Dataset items
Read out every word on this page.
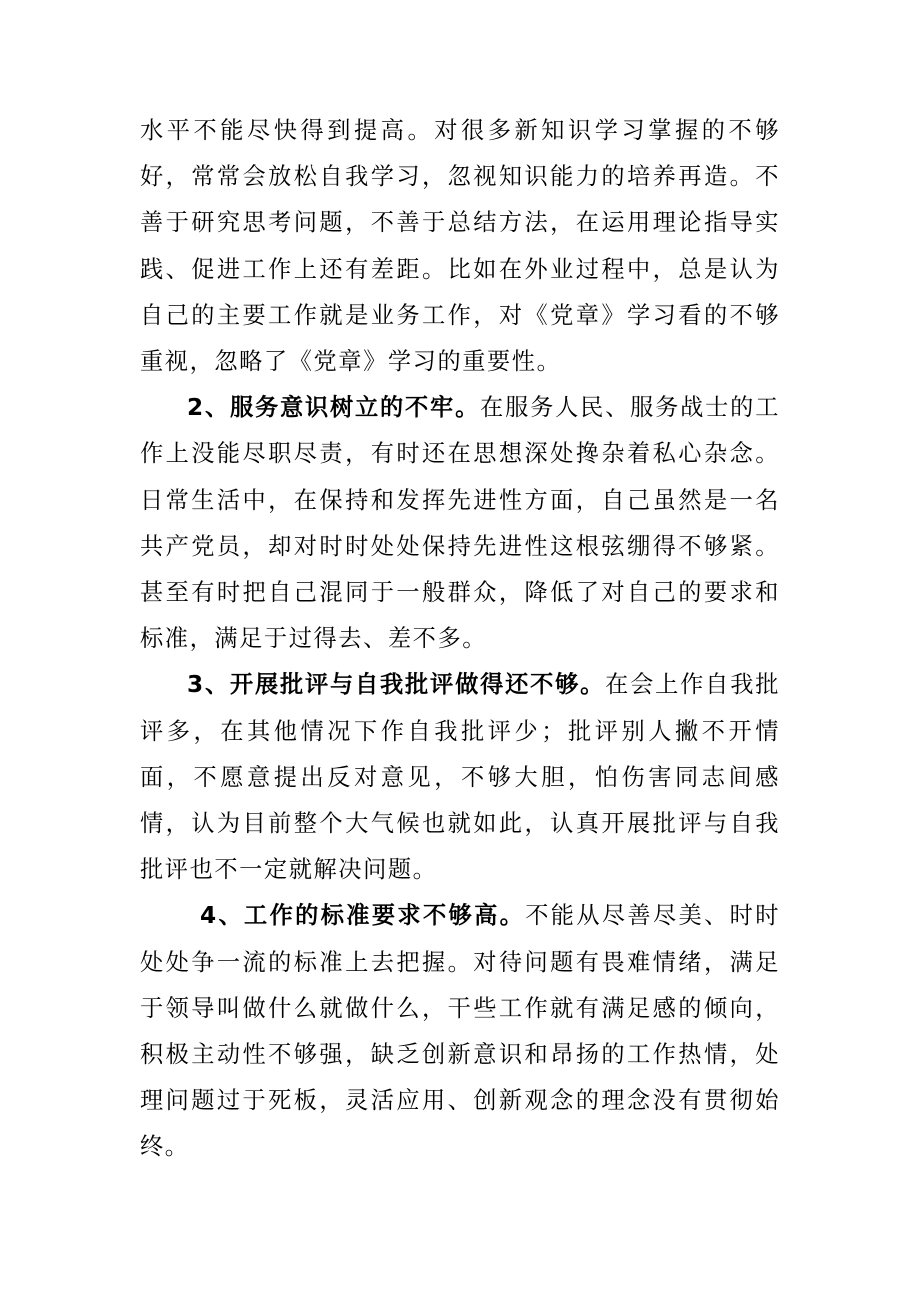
水平不能尽快得到提高。对很多新知识学习掌握的不够好，常常会放松自我学习，忽视知识能力的培养再造。不善于研究思考问题，不善于总结方法，在运用理论指导实践、促进工作上还有差距。比如在外业过程中，总是认为自己的主要工作就是业务工作，对《党章》学习看的不够重视，忽略了《党章》学习的重要性。

2、服务意识树立的不牢。在服务人民、服务战士的工作上没能尽职尽责，有时还在思想深处搀杂着私心杂念。日常生活中，在保持和发挥先进性方面，自己虽然是一名共产党员，却对时时处处保持先进性这根弦绷得不够紧。甚至有时把自己混同于一般群众，降低了对自己的要求和标准，满足于过得去、差不多。

3、开展批评与自我批评做得还不够。在会上作自我批评多，在其他情况下作自我批评少；批评别人撇不开情面，不愿意提出反对意见，不够大胆，怕伤害同志间感情，认为目前整个大气候也就如此，认真开展批评与自我批评也不一定就解决问题。

4、工作的标准要求不够高。不能从尽善尽美、时时处处争一流的标准上去把握。对待问题有畏难情绪，满足于领导叫做什么就做什么，干些工作就有满足感的倾向，积极主动性不够强，缺乏创新意识和昂扬的工作热情，处理问题过于死板，灵活应用、创新观念的理念没有贯彻始终。
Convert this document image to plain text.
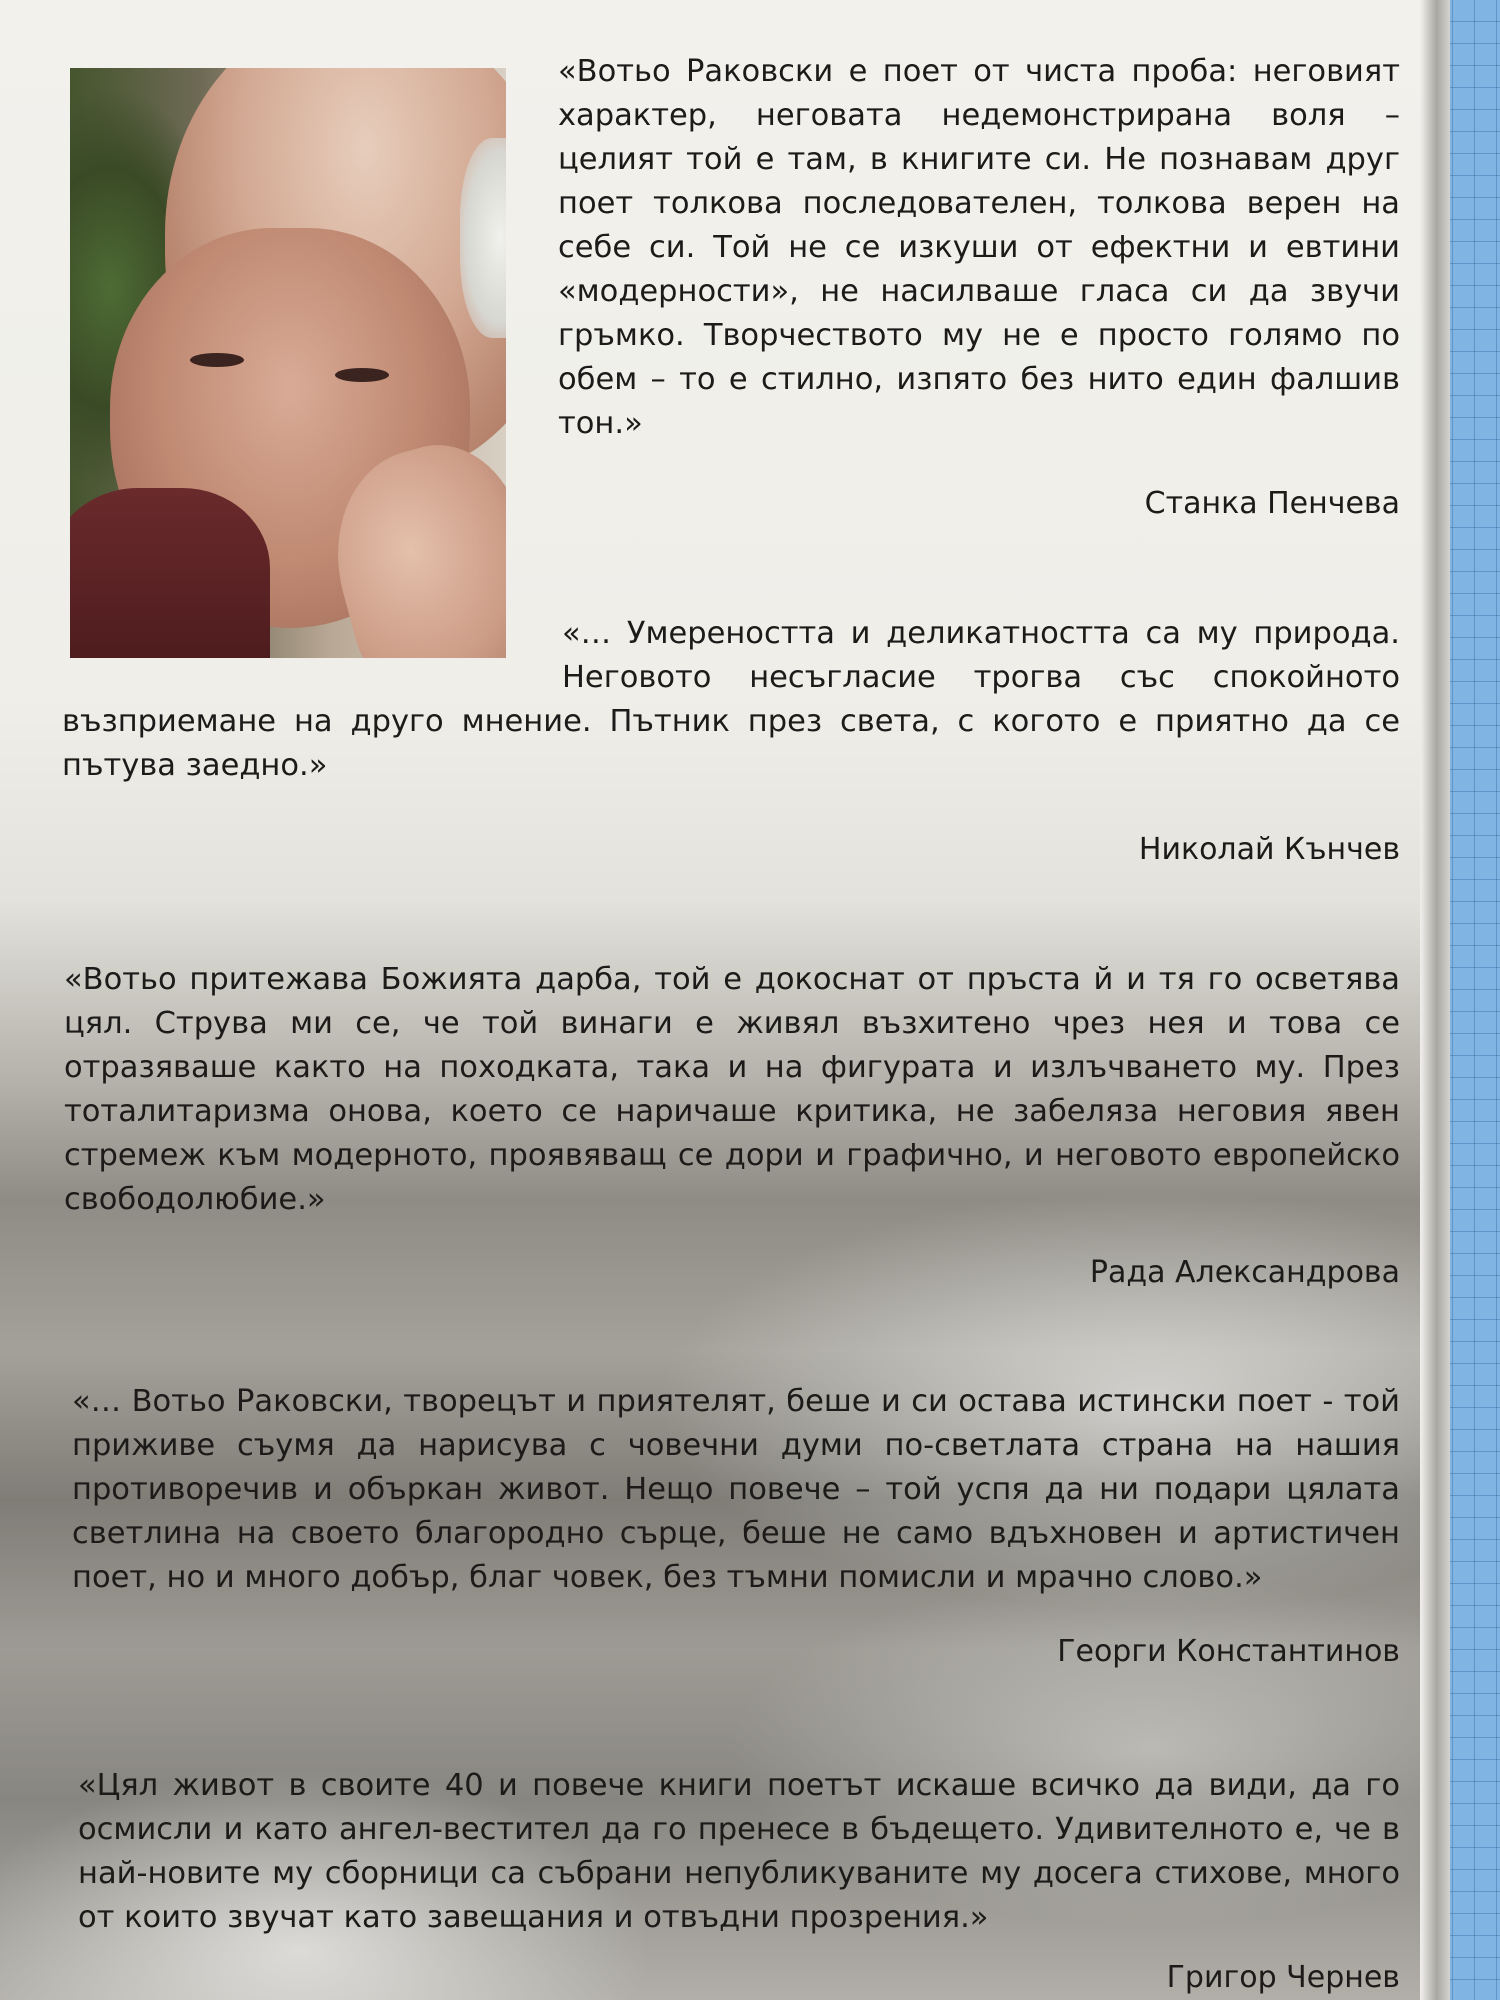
«Вотьо Раковски е поет от чиста проба: неговият характер, неговата недемонстрирана воля – целият той е там, в книгите си. Не познавам друг поет толкова последователен, толкова верен на себе си. Той не се изкуши от ефектни и евтини «модерности», не насилваше гласа си да звучи гръмко. Творчеството му не е просто голямо по обем – то е стилно, изпято без нито един фалшив тон.»

Станка Пенчева

«… Умереността и деликатността са му природа. Неговото несъгласие трогва със спокойното възприемане на друго мнение. Пътник през света, с когото е приятно да се пътува заедно.»

Николай Кънчев

«Вотьо притежава Божията дарба, той е докоснат от пръста й и тя го осветява цял. Струва ми се, че той винаги е живял възхитено чрез нея и това се отразяваше както на походката, така и на фигурата и излъчването му. През тоталитаризма онова, което се наричаше критика, не забеляза неговия явен стремеж към модерното, проявяващ се дори и графично, и неговото европейско свободолюбие.»

Рада Александрова

«… Вотьо Раковски, творецът и приятелят, беше и си остава истински поет - той приживе съумя да нарисува с човечни думи по-светлата страна на нашия противоречив и объркан живот. Нещо повече – той успя да ни подари цялата светлина на своето благородно сърце, беше не само вдъхновен и артистичен поет, но и много добър, благ човек, без тъмни помисли и мрачно слово.»

Георги Константинов

«Цял живот в своите 40 и повече книги поетът искаше всичко да види, да го осмисли и като ангел-вестител да го пренесе в бъдещето. Удивителното е, че в най-новите му сборници са събрани непубликуваните му досега стихове, много от които звучат като завещания и отвъдни прозрения.»

Григор Чернев
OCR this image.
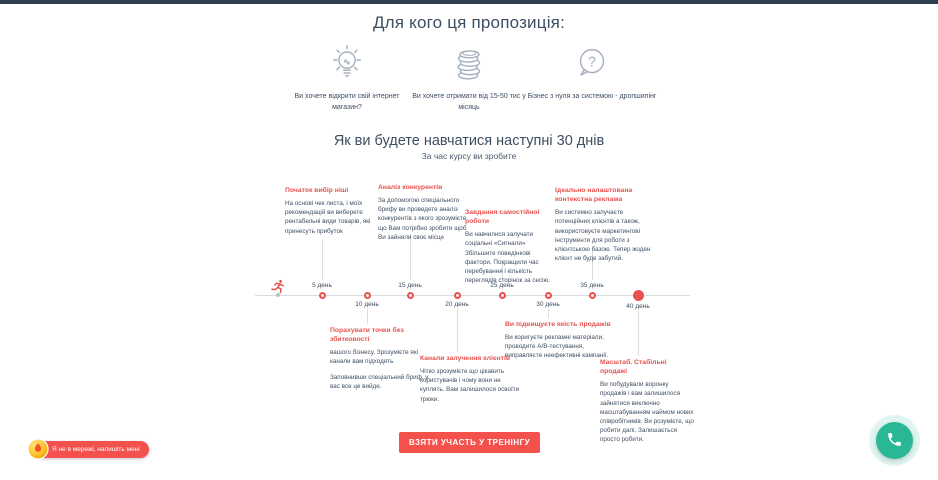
Для кого ця пропозиція:
Ви хочете відкрити свій інтернет магазин?
Ви хочете отримати від 15-50 тис у місяць
?
Бізнес з нуля за системою - дропшипінг
Як ви будете навчатися наступні 30 днів
За час курсу ви зробите
5 день
10 день
15 день
20 день
25 день
30 день
35 день
40 день
Початок вибір ніші
На основі чек листа, і моїх рекомендацій ви виберете рентабельні види товарів, які принесуть прибуток
Аналіз конкурентів
За допомогою спеціального брифу ви проведете аналіз конкурентів з якого зрозумієте що Вам потрібно зробити щоб Ви зайняли своє місце
Завдання самостійної роботи
Ви навчилися залучати соціальні «Сигнали» Збільшите поведінкові фактори. Покращили час перебування і кількість переглядів сторінок за сесію.
Ідеально налаштована контекстна реклама
Ви системно залучаєте потенційних клієнтів а також, використовуєте маркетингові інструменти для роботи з клієнтською базою. Тепер жоден клієнт не буде забутий.
Порахувати точки без збитковості
вашого бізнесу. Зрозумієте які канали вам підходять
Заповнивши спеціальний бриф, у вас все це вийде.
Канали залучення клієнтів
Чітко зрозумієте що цікавить користувачів і чому вони не куплять. Вам залишилося освоїти трюки.
Ви підвищуєте якість продажів
Ви коригуєте рекламні матеріали, проводите А/В-тестування, виправляєте неефективні кампанії.
Масштаб. Стабільні продажі
Ви побудували воронку продажів і вам залишилося зайнятися виключно масштабуванням наймом нових співробітників. Ви розумієте, що робити далі. Залишається просто робити.
ВЗЯТИ УЧАСТЬ У ТРЕНІНГУ
Я не в мережі, напишіть мені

• **Task statement**
Only lines with the word "продажів" are wanted, so copy each one from the records.

• **Full output**
Ви підвищуєте якість продажів
Ви побудували воронку продажів і вам залишилося зайнятися виключно масштабуванням наймом нових співробітників. Ви розумієте, що робити далі. Залишається просто робити.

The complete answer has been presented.